Transcribe the records below in full; pictures stay out of the copy.
········
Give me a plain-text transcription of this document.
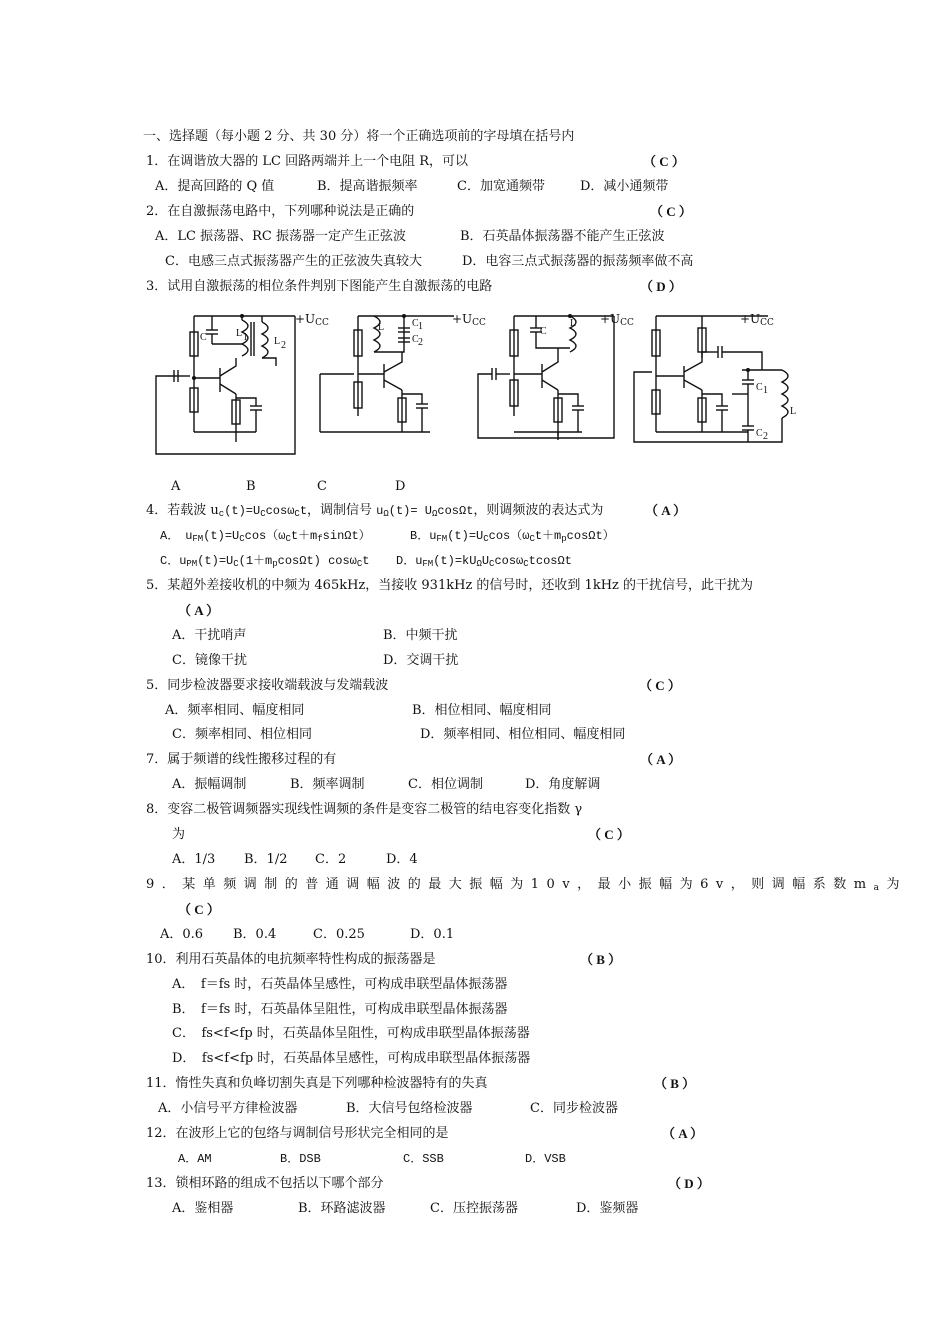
一、选择题（每小题 2 分、共 30 分）将一个正确选项前的字母填在括号内
1．在调谐放大器的 LC 回路两端并上一个电阻 R，可以	（ C ）
A．提高回路的 Q 值	B．提高谐振频率	C．加宽通频带	D．减小通频带
2．在自激振荡电路中，下列哪种说法是正确的	（ C ）
A．LC 振荡器、RC 振荡器一定产生正弦波	B．石英晶体振荡器不能产生正弦波
C．电感三点式振荡器产生的正弦波失真较大	D．电容三点式振荡器的振荡频率做不高
3．试用自激振荡的相位条件判别下图能产生自激振荡的电路	（ D ）
C	L 1	L 2
$+U_{CC}$	L	C 1
C 2
$+U_{CC}$
C
$L +U_{CC}$
C 1
C 2
L
$+U_{CC}$
A	B	C	D
4．若载波 $u_c(t)=U_C\cos\omega_Ct$，调制信号 $u_\Omega(t)= U_\Omega\cos\Omega t$，则调频波的表达式为	（ A ）
A．　$u_{FM}(t)=U_C\cos(\omega_Ct+m_f\sin\Omega t)$	B．$u_{FM}(t)=U_C\cos(\omega_Ct+m_p\cos\Omega t)$
C．$u_{PM}(t)=U_C(1+m_p\cos\Omega t)$ cosω$_C$t D．$u_{FM}(t)=kU_\Omega U_C\cos\omega_Ctcos\Omega t$
5．某超外差接收机的中频为 465kHz，当接收 931kHz 的信号时，还收到 1kHz 的干扰信号，此干扰为
（ A ）
A．干扰哨声	B．中频干扰
C．镜像干扰	D．交调干扰
5．同步检波器要求接收端载波与发端载波	（ C ）
A．频率相同、幅度相同	B．相位相同、幅度相同
C．频率相同、相位相同	D．频率相同、相位相同、幅度相同
7．属于频谱的线性搬移过程的有	（ A ）
A．振幅调制	B．频率调制	C．相位调制	D．角度解调
8．变容二极管调频器实现线性调频的条件是变容二极管的结电容变化指数 γ
为	（ C ）
A．1/3 B．1/2 C．2	D．4
9．某单频调制的普通调幅波的最大振幅为10v，最小振幅为6v，则调幅系数$m_a$为
（ C ）
A．0.6 B．0.4	C．0.25	D．0.1
10．利用石英晶体的电抗频率特性构成的振荡器是	（ B ）
B．　f＝fs 时，石英晶体呈阻性，可构成串联型晶体振荡器
A．　f＝fs 时，石英晶体呈感性，可构成串联型晶体振荡器
C．　fs<f<fp 时，石英晶体呈阻性，可构成串联型晶体振荡器
D．　fs<f<fp 时，石英晶体呈感性，可构成串联型晶体振荡器
11．惰性失真和负峰切割失真是下列哪种检波器特有的失真	（ B ）
A．小信号平方律检波器	B．大信号包络检波器	C．同步检波器
12．在波形上它的包络与调制信号形状完全相同的是	（ A ）
A．AM	B．DSB	C．SSB	D．VSB
13．锁相环路的组成不包括以下哪个部分	（ D ）
A．鉴相器	B．环路滤波器	C．压控振荡器	D．鉴频器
········
» **ANSWER IN FULL**
Give me a plain-text transcription of this document.
一、选择题（每小题 2 分、共 30 分）将一个正确选项前的字母填在括号内
1．在调谐放大器的 LC 回路两端并上一个电阻 R，可以	（ C ）
A．提高回路的 Q 值	B．提高谐振频率	C．加宽通频带	D．减小通频带
2．在自激振荡电路中，下列哪种说法是正确的	（ C ）
A．LC 振荡器、RC 振荡器一定产生正弦波	B．石英晶体振荡器不能产生正弦波
C．电感三点式振荡器产生的正弦波失真较大	D．电容三点式振荡器的振荡频率做不高
3．试用自激振荡的相位条件判别下图能产生自激振荡的电路	（ D ）
C	L 1	L 2
$+U_{CC}$	L	C 1
C 2
$+U_{CC}$
C
$L +U_{CC}$
C 1
C 2
L
$+U_{CC}$
A	B	C	D
4．若载波 $u_c(t)=U_C\cos\omega_Ct$，调制信号 $u_\Omega(t)= U_\Omega\cos\Omega t$，则调频波的表达式为	（ A ）
A．　$u_{FM}(t)=U_C\cos(\omega_Ct+m_f\sin\Omega t)$	B．$u_{FM}(t)=U_C\cos(\omega_Ct+m_p\cos\Omega t)$
C．$u_{PM}(t)=U_C(1+m_p\cos\Omega t)$ cosω$_C$t D．$u_{FM}(t)=kU_\Omega U_C\cos\omega_Ctcos\Omega t$
5．某超外差接收机的中频为 465kHz，当接收 931kHz 的信号时，还收到 1kHz 的干扰信号，此干扰为
（ A ）
A．干扰哨声	B．中频干扰
C．镜像干扰	D．交调干扰
5．同步检波器要求接收端载波与发端载波	（ C ）
A．频率相同、幅度相同	B．相位相同、幅度相同
C．频率相同、相位相同	D．频率相同、相位相同、幅度相同
7．属于频谱的线性搬移过程的有	（ A ）
A．振幅调制	B．频率调制	C．相位调制	D．角度解调
8．变容二极管调频器实现线性调频的条件是变容二极管的结电容变化指数 γ
为	（ C ）
A．1/3 B．1/2 C．2	D．4
9．某单频调制的普通调幅波的最大振幅为10v，最小振幅为6v，则调幅系数$m_a$为
（ C ）
A．0.6 B．0.4	C．0.25	D．0.1
10．利用石英晶体的电抗频率特性构成的振荡器是	（ B ）
B．　f＝fs 时，石英晶体呈阻性，可构成串联型晶体振荡器
A．　f＝fs 时，石英晶体呈感性，可构成串联型晶体振荡器
C．　fs<f<fp 时，石英晶体呈阻性，可构成串联型晶体振荡器
D．　fs<f<fp 时，石英晶体呈感性，可构成串联型晶体振荡器
11．惰性失真和负峰切割失真是下列哪种检波器特有的失真	（ B ）
A．小信号平方律检波器	B．大信号包络检波器	C．同步检波器
12．在波形上它的包络与调制信号形状完全相同的是	（ A ）
A．AM	B．DSB	C．SSB	D．VSB
13．锁相环路的组成不包括以下哪个部分	（ D ）
A．鉴相器	B．环路滤波器	C．压控振荡器	D．鉴频器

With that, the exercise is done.